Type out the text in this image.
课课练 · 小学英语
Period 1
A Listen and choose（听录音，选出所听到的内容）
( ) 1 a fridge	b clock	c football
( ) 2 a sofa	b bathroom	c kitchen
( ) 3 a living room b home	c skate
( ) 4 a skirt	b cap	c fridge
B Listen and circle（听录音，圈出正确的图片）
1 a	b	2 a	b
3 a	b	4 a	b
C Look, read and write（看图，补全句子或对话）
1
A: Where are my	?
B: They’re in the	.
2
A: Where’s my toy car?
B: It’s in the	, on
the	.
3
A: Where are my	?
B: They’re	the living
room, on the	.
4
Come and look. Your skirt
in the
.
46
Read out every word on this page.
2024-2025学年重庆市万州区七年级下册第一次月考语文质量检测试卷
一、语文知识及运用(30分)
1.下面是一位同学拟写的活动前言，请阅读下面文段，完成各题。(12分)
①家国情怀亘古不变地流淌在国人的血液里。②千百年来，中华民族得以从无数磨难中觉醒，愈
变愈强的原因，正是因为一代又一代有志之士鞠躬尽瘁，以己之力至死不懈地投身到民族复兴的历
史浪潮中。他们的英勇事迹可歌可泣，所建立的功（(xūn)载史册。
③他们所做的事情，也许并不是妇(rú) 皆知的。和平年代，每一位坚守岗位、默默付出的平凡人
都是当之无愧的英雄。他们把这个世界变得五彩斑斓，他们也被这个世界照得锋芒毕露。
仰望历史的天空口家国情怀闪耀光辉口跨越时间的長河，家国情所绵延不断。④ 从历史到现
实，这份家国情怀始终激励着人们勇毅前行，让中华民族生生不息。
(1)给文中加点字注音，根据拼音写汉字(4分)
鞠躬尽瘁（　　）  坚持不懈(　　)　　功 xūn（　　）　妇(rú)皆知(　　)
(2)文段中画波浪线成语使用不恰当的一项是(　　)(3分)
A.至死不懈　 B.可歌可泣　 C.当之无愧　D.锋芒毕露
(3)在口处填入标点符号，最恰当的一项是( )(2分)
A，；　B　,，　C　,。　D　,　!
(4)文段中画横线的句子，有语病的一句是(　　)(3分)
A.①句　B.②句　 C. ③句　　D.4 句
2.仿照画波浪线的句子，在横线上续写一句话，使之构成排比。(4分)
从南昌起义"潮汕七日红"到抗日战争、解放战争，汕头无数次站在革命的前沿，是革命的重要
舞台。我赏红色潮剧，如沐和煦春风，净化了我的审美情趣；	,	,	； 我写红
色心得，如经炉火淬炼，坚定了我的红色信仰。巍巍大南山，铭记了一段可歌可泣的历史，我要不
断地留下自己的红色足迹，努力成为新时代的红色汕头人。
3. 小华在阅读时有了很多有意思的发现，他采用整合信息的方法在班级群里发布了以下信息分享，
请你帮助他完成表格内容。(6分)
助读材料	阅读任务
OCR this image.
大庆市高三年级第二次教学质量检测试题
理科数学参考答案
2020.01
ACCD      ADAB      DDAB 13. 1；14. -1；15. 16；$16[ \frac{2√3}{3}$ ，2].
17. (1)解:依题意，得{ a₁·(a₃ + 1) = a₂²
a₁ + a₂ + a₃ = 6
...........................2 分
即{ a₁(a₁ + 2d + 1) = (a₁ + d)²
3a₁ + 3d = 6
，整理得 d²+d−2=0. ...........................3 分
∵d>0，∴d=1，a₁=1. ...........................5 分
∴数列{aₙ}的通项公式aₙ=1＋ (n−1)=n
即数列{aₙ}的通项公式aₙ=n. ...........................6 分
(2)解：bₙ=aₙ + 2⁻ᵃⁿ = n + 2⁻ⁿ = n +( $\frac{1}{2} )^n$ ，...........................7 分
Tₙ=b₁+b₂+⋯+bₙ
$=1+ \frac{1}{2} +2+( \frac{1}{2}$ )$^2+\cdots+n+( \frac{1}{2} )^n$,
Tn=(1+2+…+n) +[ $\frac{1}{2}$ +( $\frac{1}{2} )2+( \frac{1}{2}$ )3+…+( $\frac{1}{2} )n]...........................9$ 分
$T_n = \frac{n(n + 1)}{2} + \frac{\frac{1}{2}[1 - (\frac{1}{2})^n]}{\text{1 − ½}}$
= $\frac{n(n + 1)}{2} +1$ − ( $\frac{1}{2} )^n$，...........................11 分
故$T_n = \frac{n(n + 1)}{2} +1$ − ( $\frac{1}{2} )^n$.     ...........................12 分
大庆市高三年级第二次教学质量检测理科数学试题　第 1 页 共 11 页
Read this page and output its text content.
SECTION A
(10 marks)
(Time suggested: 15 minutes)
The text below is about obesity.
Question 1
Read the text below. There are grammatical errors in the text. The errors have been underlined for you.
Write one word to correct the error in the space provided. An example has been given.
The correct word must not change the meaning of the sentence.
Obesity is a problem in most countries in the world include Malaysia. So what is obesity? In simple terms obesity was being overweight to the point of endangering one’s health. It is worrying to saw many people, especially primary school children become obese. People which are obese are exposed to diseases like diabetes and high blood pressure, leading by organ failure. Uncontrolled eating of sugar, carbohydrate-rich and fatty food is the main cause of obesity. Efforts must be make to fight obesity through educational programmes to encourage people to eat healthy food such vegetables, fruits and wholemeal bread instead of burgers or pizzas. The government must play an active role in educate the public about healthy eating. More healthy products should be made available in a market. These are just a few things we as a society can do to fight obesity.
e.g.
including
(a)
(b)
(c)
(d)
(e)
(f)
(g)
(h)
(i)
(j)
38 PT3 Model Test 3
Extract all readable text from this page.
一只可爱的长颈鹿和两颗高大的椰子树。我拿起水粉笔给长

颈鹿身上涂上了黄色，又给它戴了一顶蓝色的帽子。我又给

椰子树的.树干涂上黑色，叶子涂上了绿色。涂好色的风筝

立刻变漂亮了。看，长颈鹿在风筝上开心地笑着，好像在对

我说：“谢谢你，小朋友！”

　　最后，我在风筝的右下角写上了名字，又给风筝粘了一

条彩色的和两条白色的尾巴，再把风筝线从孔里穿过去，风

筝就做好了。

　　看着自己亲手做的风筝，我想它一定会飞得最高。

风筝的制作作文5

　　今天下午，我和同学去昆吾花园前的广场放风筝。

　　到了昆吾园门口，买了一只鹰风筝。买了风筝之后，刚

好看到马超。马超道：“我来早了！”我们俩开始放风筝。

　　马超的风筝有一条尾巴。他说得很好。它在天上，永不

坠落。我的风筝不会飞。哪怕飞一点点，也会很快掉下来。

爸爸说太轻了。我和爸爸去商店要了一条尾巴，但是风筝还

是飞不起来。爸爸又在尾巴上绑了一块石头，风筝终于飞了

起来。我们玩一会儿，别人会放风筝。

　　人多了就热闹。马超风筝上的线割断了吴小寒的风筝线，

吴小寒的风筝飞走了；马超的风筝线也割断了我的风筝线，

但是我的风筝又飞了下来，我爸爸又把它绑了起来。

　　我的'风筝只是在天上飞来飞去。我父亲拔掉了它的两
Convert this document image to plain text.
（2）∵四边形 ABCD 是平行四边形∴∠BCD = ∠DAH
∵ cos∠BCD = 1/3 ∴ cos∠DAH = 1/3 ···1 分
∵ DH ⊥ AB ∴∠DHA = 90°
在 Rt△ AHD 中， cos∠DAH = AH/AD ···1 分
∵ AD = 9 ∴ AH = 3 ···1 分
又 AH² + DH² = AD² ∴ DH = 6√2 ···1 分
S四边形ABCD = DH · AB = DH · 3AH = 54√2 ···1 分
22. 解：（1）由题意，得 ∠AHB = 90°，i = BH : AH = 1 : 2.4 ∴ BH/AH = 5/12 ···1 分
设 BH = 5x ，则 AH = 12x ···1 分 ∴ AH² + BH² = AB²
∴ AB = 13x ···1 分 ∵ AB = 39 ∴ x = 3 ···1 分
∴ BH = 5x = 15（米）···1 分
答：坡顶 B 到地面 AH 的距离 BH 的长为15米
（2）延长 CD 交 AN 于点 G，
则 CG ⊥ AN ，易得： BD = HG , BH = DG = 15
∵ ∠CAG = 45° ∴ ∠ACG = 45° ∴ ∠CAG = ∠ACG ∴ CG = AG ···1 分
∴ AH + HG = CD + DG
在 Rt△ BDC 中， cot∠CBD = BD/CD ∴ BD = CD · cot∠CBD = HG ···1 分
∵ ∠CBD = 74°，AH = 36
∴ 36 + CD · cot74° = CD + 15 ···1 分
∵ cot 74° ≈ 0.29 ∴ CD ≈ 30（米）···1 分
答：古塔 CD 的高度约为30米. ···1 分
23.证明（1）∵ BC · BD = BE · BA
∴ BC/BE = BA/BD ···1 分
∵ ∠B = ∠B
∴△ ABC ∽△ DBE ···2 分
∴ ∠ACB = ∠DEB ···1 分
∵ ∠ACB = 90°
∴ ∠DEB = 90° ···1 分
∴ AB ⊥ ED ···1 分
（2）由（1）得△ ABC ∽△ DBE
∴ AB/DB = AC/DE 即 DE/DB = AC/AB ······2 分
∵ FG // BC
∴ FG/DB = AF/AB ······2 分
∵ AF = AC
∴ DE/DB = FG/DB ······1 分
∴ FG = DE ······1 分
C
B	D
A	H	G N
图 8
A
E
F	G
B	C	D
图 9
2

AIM OF THE EXERCISE: Copy every line above that holds the word "living".

SOLUTION TO THIS PROBLEM:
( ) 3 a living room b home	c skate
B: They’re	the living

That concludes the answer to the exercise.